Stored data
┌────────

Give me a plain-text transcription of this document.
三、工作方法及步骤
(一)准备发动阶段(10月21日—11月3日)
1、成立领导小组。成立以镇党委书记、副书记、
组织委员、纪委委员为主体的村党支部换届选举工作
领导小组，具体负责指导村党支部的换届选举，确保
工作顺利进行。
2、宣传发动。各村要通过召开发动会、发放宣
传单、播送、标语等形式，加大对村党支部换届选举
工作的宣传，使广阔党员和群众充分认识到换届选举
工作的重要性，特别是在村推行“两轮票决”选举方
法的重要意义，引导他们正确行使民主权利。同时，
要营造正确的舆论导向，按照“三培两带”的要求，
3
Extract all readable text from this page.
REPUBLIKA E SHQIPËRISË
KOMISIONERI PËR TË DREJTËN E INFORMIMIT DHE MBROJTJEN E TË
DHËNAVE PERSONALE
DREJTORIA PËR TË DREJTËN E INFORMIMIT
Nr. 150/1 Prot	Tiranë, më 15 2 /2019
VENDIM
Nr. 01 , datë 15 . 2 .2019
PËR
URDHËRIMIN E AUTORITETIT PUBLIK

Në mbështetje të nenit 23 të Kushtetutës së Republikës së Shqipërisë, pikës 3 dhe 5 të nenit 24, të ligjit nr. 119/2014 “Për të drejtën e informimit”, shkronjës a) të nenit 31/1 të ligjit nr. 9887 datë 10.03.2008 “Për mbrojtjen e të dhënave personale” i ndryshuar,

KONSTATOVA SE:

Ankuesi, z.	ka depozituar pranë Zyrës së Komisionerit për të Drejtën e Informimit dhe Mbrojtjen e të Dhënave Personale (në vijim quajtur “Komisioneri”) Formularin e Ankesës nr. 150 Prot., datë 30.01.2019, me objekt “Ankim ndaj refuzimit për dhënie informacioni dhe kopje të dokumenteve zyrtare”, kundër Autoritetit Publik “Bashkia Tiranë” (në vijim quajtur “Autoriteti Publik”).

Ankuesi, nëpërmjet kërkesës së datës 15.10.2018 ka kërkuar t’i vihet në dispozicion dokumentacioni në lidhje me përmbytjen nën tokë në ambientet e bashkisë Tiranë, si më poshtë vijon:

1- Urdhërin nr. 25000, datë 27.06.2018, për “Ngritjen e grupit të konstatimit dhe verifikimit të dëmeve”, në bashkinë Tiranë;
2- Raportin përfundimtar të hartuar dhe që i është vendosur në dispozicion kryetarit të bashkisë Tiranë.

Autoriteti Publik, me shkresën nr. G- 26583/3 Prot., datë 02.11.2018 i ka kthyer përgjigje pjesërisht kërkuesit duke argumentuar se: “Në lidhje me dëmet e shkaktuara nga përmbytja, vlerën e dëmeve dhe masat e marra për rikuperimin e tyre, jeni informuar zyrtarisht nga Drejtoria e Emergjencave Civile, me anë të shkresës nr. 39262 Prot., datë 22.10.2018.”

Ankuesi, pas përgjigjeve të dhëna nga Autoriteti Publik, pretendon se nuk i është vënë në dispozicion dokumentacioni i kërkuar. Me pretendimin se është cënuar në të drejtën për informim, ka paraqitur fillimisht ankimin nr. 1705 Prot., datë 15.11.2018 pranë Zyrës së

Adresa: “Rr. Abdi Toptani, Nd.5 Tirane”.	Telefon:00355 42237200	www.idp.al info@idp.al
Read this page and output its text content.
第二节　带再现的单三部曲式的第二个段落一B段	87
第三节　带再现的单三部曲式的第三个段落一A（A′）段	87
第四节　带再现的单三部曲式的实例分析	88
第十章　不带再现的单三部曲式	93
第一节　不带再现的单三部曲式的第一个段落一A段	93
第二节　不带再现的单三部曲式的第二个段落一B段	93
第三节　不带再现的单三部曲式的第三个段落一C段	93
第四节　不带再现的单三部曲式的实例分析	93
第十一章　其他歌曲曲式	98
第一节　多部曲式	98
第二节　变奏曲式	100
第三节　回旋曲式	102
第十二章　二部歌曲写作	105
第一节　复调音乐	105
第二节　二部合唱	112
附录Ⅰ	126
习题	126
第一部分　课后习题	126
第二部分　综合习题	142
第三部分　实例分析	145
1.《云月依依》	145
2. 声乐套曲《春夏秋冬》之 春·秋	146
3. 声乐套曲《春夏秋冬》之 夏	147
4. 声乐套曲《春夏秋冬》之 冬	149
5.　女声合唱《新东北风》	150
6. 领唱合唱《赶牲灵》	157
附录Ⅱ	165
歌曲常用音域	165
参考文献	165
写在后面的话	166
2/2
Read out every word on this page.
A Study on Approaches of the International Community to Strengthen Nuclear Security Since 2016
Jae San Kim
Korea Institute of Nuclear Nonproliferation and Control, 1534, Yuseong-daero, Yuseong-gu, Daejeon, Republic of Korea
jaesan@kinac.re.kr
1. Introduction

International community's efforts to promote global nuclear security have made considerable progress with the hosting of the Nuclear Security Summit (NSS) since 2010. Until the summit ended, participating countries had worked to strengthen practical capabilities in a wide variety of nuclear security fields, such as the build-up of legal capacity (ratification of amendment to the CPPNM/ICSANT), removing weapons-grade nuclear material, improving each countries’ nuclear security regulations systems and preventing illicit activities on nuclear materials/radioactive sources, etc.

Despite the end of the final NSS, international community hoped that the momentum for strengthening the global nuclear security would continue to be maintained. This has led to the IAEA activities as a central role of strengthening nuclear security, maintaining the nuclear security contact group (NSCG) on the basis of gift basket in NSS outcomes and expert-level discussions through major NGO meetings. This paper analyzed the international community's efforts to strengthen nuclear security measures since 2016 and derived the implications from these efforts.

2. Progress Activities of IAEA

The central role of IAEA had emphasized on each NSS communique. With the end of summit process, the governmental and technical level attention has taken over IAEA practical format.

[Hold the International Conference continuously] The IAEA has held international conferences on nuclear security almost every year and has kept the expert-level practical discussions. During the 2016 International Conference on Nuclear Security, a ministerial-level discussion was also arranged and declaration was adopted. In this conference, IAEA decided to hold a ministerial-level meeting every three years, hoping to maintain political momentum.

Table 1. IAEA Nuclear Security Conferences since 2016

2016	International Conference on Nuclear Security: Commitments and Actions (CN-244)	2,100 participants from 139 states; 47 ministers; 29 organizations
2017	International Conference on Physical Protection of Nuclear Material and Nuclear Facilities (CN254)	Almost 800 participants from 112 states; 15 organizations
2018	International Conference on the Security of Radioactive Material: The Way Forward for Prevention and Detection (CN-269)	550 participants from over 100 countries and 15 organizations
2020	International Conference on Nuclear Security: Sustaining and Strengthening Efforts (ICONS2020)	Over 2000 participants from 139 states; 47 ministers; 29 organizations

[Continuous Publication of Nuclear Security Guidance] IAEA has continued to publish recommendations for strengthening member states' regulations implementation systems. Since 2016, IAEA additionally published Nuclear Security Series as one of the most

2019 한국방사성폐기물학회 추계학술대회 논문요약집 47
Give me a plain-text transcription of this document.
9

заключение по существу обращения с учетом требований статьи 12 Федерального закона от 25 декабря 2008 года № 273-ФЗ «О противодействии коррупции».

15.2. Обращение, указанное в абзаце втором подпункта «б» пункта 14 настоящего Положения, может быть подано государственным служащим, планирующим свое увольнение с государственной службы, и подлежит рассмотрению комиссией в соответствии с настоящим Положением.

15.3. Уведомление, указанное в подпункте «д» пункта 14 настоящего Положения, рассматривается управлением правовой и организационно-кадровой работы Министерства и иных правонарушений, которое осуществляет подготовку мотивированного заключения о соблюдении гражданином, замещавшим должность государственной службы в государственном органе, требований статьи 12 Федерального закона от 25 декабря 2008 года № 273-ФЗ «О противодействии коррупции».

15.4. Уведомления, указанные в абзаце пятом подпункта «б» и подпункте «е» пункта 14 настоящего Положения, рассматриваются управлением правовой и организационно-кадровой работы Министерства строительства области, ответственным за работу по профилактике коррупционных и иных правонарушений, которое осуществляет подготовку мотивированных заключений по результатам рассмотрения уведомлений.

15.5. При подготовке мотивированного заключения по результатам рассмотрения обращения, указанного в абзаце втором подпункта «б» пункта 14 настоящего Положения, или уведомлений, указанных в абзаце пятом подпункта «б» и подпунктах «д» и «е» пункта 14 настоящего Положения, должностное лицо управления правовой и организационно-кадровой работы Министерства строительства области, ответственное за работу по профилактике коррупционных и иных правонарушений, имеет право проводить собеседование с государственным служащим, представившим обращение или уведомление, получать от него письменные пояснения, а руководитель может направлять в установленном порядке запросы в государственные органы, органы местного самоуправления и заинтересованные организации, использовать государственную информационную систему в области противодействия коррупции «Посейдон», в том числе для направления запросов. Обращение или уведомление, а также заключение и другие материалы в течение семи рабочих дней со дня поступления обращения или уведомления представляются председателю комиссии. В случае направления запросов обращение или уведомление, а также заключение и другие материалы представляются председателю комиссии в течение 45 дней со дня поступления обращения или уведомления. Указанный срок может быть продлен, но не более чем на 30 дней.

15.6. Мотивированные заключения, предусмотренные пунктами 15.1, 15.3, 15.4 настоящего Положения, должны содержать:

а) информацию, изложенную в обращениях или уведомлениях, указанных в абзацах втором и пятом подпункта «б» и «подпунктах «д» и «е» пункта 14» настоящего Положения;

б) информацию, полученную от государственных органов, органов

└────────

AIM: Filter the listing above by the word "声乐套曲"; copy each line that passes.

OUTPUT OF THE TASK:
2. 声乐套曲《春夏秋冬》之 春·秋	146
3. 声乐套曲《春夏秋冬》之 夏	147
4. 声乐套曲《春夏秋冬》之 冬	149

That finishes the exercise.